Aim: How many lines in the listing below include the word "start"? Answer with the number and nothing else.

Data listing:
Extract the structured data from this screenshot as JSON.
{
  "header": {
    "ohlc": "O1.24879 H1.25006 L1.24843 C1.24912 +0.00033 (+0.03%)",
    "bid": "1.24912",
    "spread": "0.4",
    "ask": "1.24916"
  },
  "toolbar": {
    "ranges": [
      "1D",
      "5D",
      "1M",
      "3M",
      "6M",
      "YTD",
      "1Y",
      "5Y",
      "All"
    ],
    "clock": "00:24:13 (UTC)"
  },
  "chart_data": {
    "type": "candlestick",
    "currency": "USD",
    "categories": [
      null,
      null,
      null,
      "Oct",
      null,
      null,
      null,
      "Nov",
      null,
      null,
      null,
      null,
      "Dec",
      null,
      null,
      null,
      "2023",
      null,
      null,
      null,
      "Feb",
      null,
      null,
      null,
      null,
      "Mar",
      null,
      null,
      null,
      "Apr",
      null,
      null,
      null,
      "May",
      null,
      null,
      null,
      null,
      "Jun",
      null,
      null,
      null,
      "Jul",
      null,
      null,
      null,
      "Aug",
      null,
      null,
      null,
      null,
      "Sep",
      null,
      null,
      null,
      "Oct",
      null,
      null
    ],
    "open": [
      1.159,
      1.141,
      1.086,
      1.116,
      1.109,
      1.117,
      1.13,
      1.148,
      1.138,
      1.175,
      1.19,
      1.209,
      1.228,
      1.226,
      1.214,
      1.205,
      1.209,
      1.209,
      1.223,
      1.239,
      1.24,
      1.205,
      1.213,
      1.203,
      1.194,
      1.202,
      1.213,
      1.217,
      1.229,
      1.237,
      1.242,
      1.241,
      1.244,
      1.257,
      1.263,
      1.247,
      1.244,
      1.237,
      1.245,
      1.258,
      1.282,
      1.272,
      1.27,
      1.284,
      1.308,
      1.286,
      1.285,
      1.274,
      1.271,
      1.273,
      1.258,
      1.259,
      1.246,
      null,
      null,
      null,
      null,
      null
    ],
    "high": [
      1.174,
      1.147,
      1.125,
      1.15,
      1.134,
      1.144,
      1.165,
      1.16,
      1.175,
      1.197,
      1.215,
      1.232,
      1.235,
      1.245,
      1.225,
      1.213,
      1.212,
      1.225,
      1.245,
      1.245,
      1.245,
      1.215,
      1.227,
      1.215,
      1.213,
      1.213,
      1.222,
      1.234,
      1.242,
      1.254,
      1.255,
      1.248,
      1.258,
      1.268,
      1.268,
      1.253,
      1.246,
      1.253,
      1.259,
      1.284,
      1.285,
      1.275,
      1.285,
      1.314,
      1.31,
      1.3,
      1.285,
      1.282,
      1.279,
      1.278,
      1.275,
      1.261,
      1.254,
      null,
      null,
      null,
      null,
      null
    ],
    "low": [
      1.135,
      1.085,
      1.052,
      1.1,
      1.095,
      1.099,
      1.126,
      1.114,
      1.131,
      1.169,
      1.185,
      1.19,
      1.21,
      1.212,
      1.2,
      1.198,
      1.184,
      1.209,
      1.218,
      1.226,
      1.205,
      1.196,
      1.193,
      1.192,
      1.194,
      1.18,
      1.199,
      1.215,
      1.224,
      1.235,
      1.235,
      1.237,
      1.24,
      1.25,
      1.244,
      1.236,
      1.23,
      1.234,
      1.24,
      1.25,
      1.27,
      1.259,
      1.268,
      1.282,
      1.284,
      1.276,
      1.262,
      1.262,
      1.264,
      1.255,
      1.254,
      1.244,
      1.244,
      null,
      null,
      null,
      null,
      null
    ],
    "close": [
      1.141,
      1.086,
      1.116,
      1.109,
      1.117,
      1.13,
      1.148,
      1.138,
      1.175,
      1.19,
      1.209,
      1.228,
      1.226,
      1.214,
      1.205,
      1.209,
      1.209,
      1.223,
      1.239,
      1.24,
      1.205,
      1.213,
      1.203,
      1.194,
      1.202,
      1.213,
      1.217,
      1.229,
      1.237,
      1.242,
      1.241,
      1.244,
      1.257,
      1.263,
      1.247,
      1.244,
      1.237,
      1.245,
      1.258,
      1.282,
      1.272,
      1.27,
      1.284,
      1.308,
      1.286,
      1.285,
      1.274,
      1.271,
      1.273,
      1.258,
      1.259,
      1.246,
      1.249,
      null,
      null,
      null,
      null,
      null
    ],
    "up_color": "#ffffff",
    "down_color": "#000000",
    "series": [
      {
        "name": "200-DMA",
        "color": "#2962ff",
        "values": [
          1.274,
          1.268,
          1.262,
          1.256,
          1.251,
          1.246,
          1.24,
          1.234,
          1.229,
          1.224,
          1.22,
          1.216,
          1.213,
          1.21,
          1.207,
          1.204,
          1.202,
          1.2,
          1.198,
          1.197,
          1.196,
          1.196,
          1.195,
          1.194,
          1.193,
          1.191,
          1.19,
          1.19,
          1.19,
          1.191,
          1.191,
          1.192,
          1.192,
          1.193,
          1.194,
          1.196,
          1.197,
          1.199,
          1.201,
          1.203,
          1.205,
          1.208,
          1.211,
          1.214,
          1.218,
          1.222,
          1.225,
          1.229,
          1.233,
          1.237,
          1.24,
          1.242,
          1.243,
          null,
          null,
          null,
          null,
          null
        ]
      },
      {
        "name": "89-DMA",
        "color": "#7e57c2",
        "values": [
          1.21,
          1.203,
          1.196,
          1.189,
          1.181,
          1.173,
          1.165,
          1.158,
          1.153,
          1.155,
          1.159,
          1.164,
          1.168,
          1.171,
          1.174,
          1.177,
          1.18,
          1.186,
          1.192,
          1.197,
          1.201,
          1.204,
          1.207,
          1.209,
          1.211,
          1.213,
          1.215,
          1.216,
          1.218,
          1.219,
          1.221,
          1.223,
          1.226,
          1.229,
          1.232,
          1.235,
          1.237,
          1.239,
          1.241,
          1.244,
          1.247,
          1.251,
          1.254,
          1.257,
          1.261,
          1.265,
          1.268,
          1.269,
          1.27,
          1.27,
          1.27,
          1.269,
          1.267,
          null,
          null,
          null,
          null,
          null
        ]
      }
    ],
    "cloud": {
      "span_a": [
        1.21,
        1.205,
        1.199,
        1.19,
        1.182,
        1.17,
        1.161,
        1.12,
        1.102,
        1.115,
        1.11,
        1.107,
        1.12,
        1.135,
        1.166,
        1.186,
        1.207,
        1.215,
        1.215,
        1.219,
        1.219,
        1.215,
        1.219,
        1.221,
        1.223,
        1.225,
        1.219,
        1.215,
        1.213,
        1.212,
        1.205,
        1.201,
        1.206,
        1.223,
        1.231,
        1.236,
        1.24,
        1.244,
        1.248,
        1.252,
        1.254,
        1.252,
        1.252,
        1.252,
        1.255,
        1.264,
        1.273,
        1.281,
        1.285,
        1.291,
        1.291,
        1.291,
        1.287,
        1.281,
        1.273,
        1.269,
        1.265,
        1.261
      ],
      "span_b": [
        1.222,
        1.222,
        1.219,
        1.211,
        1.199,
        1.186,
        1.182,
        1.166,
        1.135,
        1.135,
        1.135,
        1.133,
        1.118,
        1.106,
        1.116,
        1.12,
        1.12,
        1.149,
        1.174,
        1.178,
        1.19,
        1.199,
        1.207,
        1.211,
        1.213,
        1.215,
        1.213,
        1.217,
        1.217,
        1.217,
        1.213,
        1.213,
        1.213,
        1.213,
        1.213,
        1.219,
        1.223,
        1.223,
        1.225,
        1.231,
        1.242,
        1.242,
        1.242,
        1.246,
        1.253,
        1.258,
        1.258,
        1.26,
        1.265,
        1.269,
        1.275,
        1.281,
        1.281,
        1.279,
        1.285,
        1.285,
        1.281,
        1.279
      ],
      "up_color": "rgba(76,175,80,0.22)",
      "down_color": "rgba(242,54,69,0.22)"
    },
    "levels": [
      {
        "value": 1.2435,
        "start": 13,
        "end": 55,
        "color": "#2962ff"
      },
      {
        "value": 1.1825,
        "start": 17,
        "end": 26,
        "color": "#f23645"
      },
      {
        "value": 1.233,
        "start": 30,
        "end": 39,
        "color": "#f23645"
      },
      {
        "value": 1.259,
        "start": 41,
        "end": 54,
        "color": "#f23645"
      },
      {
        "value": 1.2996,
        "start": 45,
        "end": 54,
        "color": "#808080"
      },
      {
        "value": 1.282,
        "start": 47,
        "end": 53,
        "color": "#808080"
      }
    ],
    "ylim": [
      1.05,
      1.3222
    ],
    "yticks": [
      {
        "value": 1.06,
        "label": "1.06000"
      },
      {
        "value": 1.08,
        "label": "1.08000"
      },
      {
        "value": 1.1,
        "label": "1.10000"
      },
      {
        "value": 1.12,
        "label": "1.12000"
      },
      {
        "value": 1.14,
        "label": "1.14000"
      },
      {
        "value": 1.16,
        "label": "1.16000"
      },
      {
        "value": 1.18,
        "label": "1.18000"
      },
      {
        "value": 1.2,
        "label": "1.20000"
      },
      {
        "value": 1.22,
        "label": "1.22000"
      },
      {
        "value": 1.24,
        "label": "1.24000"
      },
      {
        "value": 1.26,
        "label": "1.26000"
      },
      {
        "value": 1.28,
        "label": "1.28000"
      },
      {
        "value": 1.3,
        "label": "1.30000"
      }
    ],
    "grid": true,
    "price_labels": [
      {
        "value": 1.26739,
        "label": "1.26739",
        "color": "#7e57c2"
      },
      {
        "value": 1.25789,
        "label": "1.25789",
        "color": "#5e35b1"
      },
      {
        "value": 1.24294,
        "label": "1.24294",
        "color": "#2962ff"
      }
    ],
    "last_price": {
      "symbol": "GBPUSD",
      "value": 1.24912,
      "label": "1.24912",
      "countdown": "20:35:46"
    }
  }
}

Problem solution: 6